WORK TO BE COMPLETED >> Using the listing below, extract each line that has the word "диаметром" in it.

DATA EXTRACT >>
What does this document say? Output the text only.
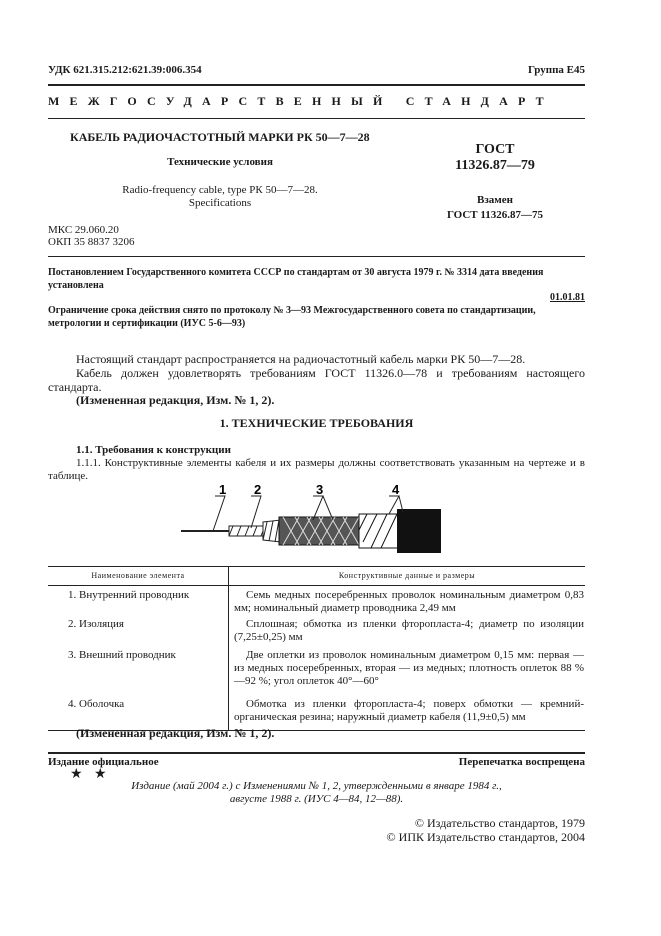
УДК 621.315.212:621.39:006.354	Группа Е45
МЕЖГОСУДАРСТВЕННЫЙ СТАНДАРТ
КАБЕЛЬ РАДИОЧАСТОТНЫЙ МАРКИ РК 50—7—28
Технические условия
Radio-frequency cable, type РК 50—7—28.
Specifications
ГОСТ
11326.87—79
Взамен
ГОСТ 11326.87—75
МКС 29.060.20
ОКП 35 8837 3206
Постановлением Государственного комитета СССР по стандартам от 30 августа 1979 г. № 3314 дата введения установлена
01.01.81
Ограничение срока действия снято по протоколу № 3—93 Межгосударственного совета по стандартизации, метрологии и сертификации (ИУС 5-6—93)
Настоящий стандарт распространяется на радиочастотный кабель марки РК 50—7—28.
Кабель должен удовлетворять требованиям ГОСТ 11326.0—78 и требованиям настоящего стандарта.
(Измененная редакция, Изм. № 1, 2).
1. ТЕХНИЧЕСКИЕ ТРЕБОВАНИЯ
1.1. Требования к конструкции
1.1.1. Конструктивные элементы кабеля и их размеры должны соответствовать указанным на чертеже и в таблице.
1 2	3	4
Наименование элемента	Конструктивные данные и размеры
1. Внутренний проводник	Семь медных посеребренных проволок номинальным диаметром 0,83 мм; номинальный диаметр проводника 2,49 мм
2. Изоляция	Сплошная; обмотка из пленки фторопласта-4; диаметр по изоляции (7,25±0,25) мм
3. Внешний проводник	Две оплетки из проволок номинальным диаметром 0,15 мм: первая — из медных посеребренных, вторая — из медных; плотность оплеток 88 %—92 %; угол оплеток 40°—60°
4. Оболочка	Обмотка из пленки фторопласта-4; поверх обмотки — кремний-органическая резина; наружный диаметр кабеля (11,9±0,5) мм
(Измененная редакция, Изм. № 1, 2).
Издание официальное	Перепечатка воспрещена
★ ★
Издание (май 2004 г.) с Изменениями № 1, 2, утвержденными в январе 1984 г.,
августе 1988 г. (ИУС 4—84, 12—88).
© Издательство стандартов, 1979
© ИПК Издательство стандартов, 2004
--
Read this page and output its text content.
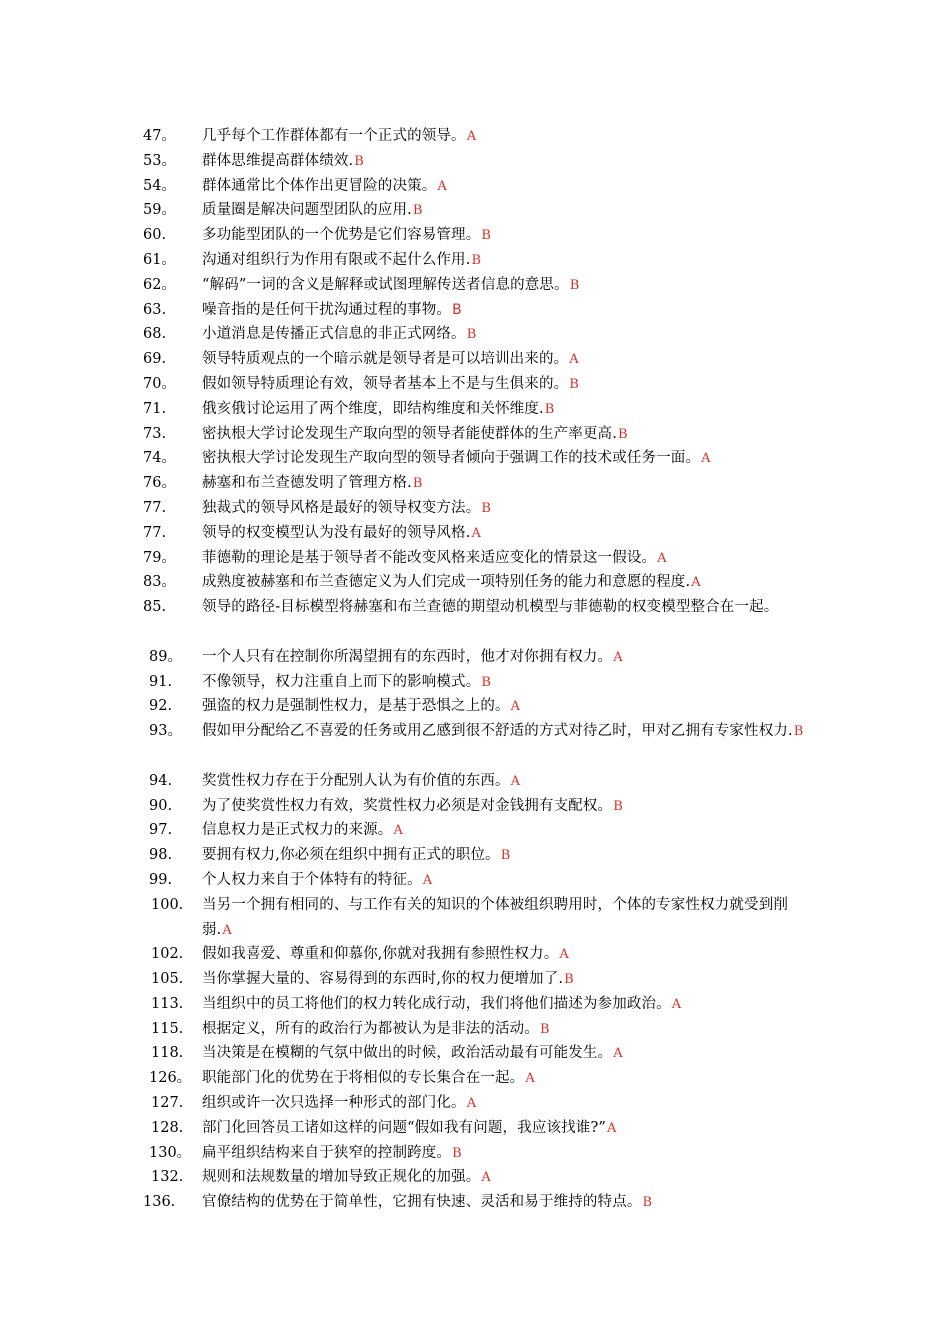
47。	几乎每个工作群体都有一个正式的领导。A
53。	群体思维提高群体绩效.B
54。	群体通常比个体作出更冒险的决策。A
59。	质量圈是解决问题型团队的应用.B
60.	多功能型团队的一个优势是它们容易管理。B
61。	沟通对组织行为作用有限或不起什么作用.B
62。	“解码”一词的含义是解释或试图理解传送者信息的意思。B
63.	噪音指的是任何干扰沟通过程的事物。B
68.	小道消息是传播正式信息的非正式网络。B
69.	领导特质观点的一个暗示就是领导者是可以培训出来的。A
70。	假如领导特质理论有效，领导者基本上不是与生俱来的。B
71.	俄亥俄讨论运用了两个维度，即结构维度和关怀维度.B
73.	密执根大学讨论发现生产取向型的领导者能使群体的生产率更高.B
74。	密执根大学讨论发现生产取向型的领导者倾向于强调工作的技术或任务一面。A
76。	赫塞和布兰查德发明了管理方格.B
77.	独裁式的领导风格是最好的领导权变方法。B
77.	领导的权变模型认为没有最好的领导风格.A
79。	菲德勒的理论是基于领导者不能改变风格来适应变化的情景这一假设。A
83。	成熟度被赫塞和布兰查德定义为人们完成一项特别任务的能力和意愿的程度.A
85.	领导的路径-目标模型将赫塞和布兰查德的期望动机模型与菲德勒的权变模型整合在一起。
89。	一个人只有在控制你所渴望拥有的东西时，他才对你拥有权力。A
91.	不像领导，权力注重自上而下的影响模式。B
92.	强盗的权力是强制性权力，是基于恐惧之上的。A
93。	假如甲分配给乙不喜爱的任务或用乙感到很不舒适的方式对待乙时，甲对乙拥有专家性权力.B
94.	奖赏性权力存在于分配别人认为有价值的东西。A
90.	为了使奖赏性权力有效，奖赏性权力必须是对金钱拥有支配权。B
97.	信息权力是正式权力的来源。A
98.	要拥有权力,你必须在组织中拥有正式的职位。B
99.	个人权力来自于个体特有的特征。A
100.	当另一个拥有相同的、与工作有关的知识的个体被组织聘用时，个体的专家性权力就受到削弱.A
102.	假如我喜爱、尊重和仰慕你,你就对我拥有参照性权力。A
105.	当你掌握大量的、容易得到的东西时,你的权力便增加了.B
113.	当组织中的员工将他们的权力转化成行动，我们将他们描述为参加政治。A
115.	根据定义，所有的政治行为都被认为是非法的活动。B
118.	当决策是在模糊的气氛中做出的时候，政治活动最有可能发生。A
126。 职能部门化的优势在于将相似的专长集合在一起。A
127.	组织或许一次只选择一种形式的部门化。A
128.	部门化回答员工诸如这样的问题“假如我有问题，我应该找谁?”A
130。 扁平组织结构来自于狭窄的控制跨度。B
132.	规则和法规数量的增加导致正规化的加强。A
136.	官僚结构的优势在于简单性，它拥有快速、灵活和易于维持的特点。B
...
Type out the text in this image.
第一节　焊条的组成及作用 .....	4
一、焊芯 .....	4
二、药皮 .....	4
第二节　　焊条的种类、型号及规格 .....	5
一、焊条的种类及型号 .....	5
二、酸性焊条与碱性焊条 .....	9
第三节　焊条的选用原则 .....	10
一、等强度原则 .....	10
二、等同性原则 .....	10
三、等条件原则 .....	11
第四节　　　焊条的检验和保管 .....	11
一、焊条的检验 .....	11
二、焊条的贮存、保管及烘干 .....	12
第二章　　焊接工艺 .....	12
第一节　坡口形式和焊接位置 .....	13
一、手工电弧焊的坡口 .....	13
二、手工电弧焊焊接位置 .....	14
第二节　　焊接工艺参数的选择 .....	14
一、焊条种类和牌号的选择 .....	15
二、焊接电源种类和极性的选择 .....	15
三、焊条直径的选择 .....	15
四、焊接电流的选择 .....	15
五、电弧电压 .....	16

REPLY TO THE EXERCISE >>
1. Внутренний проводник	Семь медных посеребренных проволок номинальным диаметром 0,83 мм; номинальный диаметр проводника 2,49 мм
3. Внешний проводник	Две оплетки из проволок номинальным диаметром 0,15 мм: первая — из медных посеребренных, вторая — из медных; плотность оплеток 88 %—92 %; угол оплеток 40°—60°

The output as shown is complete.